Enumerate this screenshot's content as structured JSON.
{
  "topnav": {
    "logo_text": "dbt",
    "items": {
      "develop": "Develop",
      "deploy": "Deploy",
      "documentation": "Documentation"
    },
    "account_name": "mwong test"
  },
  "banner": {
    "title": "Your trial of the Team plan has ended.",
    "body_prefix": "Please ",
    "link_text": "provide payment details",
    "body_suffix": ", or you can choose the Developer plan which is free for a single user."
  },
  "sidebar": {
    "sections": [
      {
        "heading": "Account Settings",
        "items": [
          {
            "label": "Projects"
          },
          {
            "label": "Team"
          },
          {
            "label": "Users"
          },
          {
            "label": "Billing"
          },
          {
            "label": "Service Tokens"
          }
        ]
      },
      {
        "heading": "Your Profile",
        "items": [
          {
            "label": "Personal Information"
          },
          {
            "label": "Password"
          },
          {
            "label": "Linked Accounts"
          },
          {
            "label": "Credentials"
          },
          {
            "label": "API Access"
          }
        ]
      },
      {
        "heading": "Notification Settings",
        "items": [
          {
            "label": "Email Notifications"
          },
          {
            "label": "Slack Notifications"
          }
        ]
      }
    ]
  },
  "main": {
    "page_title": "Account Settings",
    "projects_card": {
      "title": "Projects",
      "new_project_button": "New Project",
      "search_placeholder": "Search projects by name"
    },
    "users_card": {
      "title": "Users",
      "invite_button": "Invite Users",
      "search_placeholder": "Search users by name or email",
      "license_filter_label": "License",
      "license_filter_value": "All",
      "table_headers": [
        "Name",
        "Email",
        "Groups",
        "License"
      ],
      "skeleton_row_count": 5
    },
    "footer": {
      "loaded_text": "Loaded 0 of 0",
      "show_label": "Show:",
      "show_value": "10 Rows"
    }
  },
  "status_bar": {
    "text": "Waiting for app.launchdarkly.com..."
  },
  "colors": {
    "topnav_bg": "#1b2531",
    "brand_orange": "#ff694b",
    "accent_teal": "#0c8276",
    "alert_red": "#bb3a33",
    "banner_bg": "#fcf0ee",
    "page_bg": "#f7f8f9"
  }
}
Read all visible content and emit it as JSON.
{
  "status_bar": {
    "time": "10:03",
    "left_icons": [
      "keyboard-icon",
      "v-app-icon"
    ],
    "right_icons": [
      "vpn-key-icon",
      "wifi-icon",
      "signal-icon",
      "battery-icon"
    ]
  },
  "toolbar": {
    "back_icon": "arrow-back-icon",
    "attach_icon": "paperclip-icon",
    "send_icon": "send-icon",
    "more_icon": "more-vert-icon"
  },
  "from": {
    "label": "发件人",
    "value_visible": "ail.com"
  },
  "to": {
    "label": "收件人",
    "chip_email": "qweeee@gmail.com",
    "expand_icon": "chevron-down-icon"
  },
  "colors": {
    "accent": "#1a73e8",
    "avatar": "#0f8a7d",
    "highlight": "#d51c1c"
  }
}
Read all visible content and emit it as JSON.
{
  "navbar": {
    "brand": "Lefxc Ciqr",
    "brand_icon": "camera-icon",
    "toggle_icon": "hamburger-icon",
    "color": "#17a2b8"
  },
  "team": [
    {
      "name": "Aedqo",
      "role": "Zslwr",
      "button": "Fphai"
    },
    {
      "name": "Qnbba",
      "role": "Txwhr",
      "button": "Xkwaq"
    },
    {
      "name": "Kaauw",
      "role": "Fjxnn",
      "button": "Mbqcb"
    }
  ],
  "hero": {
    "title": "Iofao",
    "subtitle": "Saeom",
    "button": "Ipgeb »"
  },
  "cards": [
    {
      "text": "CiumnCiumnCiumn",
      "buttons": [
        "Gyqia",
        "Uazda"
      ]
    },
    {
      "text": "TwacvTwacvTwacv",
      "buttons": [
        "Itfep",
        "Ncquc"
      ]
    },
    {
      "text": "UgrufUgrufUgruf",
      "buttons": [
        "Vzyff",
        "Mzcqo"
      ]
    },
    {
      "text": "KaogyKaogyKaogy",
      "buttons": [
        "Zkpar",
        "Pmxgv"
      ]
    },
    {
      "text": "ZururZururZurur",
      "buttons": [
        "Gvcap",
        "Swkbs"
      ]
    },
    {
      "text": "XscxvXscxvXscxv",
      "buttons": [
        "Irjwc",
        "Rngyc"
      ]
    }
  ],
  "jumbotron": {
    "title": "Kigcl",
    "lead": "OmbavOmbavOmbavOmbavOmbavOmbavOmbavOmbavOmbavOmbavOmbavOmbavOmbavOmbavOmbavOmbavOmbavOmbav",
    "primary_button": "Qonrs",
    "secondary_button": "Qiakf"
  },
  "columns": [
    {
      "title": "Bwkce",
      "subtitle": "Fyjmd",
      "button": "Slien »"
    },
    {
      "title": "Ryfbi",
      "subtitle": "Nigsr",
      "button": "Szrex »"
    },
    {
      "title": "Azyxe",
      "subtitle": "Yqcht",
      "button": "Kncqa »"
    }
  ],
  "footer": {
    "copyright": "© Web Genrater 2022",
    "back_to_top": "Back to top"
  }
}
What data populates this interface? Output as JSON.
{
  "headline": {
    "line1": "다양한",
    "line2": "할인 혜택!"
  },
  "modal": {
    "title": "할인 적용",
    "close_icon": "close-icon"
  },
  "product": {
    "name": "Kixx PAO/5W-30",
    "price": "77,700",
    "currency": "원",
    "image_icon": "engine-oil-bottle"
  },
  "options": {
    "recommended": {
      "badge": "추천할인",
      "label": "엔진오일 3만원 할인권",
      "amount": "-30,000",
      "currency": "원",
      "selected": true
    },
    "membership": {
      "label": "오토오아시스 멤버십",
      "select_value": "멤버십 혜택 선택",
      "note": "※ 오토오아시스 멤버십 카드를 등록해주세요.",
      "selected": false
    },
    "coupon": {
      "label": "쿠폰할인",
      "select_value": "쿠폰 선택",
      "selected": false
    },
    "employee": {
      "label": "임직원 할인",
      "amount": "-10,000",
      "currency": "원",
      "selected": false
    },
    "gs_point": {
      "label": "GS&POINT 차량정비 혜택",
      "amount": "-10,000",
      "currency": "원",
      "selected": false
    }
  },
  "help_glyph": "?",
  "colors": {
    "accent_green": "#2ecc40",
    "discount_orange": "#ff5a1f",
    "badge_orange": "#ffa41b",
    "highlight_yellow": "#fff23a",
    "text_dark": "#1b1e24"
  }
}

== == ==

Nothing but the lines from the line with "What data populates" to the last line of the listing above should appear; please retype them exactly, both ends included.

What data populates this interface? Output as JSON.
{
  "headline": {
    "line1": "다양한",
    "line2": "할인 혜택!"
  },
  "modal": {
    "title": "할인 적용",
    "close_icon": "close-icon"
  },
  "product": {
    "name": "Kixx PAO/5W-30",
    "price": "77,700",
    "currency": "원",
    "image_icon": "engine-oil-bottle"
  },
  "options": {
    "recommended": {
      "badge": "추천할인",
      "label": "엔진오일 3만원 할인권",
      "amount": "-30,000",
      "currency": "원",
      "selected": true
    },
    "membership": {
      "label": "오토오아시스 멤버십",
      "select_value": "멤버십 혜택 선택",
      "note": "※ 오토오아시스 멤버십 카드를 등록해주세요.",
      "selected": false
    },
    "coupon": {
      "label": "쿠폰할인",
      "select_value": "쿠폰 선택",
      "selected": false
    },
    "employee": {
      "label": "임직원 할인",
      "amount": "-10,000",
      "currency": "원",
      "selected": false
    },
    "gs_point": {
      "label": "GS&POINT 차량정비 혜택",
      "amount": "-10,000",
      "currency": "원",
      "selected": false
    }
  },
  "help_glyph": "?",
  "colors": {
    "accent_green": "#2ecc40",
    "discount_orange": "#ff5a1f",
    "badge_orange": "#ffa41b",
    "highlight_yellow": "#fff23a",
    "text_dark": "#1b1e24"
  }
}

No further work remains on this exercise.